◆ **Your instructions**
Set down each entry from the block beneath, exactly as written.

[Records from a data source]
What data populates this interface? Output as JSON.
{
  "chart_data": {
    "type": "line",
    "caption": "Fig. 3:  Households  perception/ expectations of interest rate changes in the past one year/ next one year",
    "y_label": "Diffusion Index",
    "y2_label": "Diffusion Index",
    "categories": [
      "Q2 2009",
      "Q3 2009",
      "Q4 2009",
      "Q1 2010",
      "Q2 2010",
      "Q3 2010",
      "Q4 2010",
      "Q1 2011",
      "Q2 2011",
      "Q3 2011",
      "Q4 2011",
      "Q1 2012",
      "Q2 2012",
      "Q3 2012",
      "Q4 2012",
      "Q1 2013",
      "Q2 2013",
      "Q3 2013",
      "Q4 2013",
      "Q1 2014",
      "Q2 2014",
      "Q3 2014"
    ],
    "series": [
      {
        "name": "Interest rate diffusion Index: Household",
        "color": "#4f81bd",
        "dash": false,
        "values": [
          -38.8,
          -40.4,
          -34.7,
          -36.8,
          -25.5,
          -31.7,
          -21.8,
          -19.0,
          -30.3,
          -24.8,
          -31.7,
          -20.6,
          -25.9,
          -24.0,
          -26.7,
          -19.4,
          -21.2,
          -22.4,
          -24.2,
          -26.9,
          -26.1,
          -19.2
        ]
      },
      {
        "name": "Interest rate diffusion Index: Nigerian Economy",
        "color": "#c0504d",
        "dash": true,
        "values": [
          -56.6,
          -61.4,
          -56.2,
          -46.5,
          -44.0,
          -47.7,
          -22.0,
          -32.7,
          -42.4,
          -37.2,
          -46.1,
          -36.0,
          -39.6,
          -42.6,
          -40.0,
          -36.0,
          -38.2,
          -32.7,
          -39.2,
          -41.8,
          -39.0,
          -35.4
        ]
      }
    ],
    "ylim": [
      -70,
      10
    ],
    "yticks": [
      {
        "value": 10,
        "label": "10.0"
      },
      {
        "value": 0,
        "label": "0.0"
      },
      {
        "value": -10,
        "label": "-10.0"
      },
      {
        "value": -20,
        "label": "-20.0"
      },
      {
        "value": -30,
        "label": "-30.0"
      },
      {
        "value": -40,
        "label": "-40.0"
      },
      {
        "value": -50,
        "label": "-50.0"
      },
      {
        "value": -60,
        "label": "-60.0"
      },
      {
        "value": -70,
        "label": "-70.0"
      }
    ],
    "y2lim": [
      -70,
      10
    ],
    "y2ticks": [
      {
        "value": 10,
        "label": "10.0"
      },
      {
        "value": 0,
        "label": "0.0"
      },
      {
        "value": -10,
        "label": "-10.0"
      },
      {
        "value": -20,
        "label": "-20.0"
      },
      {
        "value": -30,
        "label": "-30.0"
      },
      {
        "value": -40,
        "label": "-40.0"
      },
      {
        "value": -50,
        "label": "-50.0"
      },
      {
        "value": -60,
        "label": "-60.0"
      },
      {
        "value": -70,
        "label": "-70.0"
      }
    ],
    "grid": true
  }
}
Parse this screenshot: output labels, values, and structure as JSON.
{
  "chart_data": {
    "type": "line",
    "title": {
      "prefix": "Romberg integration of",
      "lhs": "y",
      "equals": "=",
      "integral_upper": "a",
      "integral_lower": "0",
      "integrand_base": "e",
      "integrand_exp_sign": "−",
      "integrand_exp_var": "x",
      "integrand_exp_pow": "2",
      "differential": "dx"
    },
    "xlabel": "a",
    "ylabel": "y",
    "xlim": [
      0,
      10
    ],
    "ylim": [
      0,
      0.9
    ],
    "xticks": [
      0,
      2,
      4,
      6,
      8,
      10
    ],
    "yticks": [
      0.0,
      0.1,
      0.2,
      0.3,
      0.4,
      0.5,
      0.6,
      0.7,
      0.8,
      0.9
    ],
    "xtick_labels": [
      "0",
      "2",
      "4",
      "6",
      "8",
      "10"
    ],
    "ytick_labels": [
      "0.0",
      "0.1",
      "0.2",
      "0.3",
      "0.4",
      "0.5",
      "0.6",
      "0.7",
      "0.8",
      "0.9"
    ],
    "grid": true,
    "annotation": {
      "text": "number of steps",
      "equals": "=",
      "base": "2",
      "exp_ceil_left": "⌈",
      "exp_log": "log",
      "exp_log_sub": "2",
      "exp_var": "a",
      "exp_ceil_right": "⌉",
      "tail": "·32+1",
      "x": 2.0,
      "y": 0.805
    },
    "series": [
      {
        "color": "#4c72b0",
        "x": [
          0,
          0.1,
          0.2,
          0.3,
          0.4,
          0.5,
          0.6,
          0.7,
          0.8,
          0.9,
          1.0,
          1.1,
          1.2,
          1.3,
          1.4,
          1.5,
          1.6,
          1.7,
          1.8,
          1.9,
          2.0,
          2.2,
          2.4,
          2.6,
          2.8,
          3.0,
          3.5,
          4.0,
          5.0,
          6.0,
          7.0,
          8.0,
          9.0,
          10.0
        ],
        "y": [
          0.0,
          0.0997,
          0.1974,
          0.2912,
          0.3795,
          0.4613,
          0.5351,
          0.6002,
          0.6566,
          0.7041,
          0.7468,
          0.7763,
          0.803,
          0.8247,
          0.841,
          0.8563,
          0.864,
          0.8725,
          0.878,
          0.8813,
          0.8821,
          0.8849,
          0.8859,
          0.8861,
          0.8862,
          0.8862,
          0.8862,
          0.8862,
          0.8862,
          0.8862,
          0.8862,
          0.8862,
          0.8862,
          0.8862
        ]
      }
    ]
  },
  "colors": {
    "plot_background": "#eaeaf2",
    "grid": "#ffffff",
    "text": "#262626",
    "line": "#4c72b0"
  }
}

◆ **Complete output**
What data populates this interface? Output as JSON.
{
  "chart_data": {
    "type": "line",
    "caption": "Fig. 3:  Households  perception/ expectations of interest rate changes in the past one year/ next one year",
    "y_label": "Diffusion Index",
    "y2_label": "Diffusion Index",
    "categories": [
      "Q2 2009",
      "Q3 2009",
      "Q4 2009",
      "Q1 2010",
      "Q2 2010",
      "Q3 2010",
      "Q4 2010",
      "Q1 2011",
      "Q2 2011",
      "Q3 2011",
      "Q4 2011",
      "Q1 2012",
      "Q2 2012",
      "Q3 2012",
      "Q4 2012",
      "Q1 2013",
      "Q2 2013",
      "Q3 2013",
      "Q4 2013",
      "Q1 2014",
      "Q2 2014",
      "Q3 2014"
    ],
    "series": [
      {
        "name": "Interest rate diffusion Index: Household",
        "color": "#4f81bd",
        "dash": false,
        "values": [
          -38.8,
          -40.4,
          -34.7,
          -36.8,
          -25.5,
          -31.7,
          -21.8,
          -19.0,
          -30.3,
          -24.8,
          -31.7,
          -20.6,
          -25.9,
          -24.0,
          -26.7,
          -19.4,
          -21.2,
          -22.4,
          -24.2,
          -26.9,
          -26.1,
          -19.2
        ]
      },
      {
        "name": "Interest rate diffusion Index: Nigerian Economy",
        "color": "#c0504d",
        "dash": true,
        "values": [
          -56.6,
          -61.4,
          -56.2,
          -46.5,
          -44.0,
          -47.7,
          -22.0,
          -32.7,
          -42.4,
          -37.2,
          -46.1,
          -36.0,
          -39.6,
          -42.6,
          -40.0,
          -36.0,
          -38.2,
          -32.7,
          -39.2,
          -41.8,
          -39.0,
          -35.4
        ]
      }
    ],
    "ylim": [
      -70,
      10
    ],
    "yticks": [
      {
        "value": 10,
        "label": "10.0"
      },
      {
        "value": 0,
        "label": "0.0"
      },
      {
        "value": -10,
        "label": "-10.0"
      },
      {
        "value": -20,
        "label": "-20.0"
      },
      {
        "value": -30,
        "label": "-30.0"
      },
      {
        "value": -40,
        "label": "-40.0"
      },
      {
        "value": -50,
        "label": "-50.0"
      },
      {
        "value": -60,
        "label": "-60.0"
      },
      {
        "value": -70,
        "label": "-70.0"
      }
    ],
    "y2lim": [
      -70,
      10
    ],
    "y2ticks": [
      {
        "value": 10,
        "label": "10.0"
      },
      {
        "value": 0,
        "label": "0.0"
      },
      {
        "value": -10,
        "label": "-10.0"
      },
      {
        "value": -20,
        "label": "-20.0"
      },
      {
        "value": -30,
        "label": "-30.0"
      },
      {
        "value": -40,
        "label": "-40.0"
      },
      {
        "value": -50,
        "label": "-50.0"
      },
      {
        "value": -60,
        "label": "-60.0"
      },
      {
        "value": -70,
        "label": "-70.0"
      }
    ],
    "grid": true
  }
}
Parse this screenshot: output labels, values, and structure as JSON.
{
  "chart_data": {
    "type": "line",
    "title": {
      "prefix": "Romberg integration of",
      "lhs": "y",
      "equals": "=",
      "integral_upper": "a",
      "integral_lower": "0",
      "integrand_base": "e",
      "integrand_exp_sign": "−",
      "integrand_exp_var": "x",
      "integrand_exp_pow": "2",
      "differential": "dx"
    },
    "xlabel": "a",
    "ylabel": "y",
    "xlim": [
      0,
      10
    ],
    "ylim": [
      0,
      0.9
    ],
    "xticks": [
      0,
      2,
      4,
      6,
      8,
      10
    ],
    "yticks": [
      0.0,
      0.1,
      0.2,
      0.3,
      0.4,
      0.5,
      0.6,
      0.7,
      0.8,
      0.9
    ],
    "xtick_labels": [
      "0",
      "2",
      "4",
      "6",
      "8",
      "10"
    ],
    "ytick_labels": [
      "0.0",
      "0.1",
      "0.2",
      "0.3",
      "0.4",
      "0.5",
      "0.6",
      "0.7",
      "0.8",
      "0.9"
    ],
    "grid": true,
    "annotation": {
      "text": "number of steps",
      "equals": "=",
      "base": "2",
      "exp_ceil_left": "⌈",
      "exp_log": "log",
      "exp_log_sub": "2",
      "exp_var": "a",
      "exp_ceil_right": "⌉",
      "tail": "·32+1",
      "x": 2.0,
      "y": 0.805
    },
    "series": [
      {
        "color": "#4c72b0",
        "x": [
          0,
          0.1,
          0.2,
          0.3,
          0.4,
          0.5,
          0.6,
          0.7,
          0.8,
          0.9,
          1.0,
          1.1,
          1.2,
          1.3,
          1.4,
          1.5,
          1.6,
          1.7,
          1.8,
          1.9,
          2.0,
          2.2,
          2.4,
          2.6,
          2.8,
          3.0,
          3.5,
          4.0,
          5.0,
          6.0,
          7.0,
          8.0,
          9.0,
          10.0
        ],
        "y": [
          0.0,
          0.0997,
          0.1974,
          0.2912,
          0.3795,
          0.4613,
          0.5351,
          0.6002,
          0.6566,
          0.7041,
          0.7468,
          0.7763,
          0.803,
          0.8247,
          0.841,
          0.8563,
          0.864,
          0.8725,
          0.878,
          0.8813,
          0.8821,
          0.8849,
          0.8859,
          0.8861,
          0.8862,
          0.8862,
          0.8862,
          0.8862,
          0.8862,
          0.8862,
          0.8862,
          0.8862,
          0.8862,
          0.8862
        ]
      }
    ]
  },
  "colors": {
    "plot_background": "#eaeaf2",
    "grid": "#ffffff",
    "text": "#262626",
    "line": "#4c72b0"
  }
}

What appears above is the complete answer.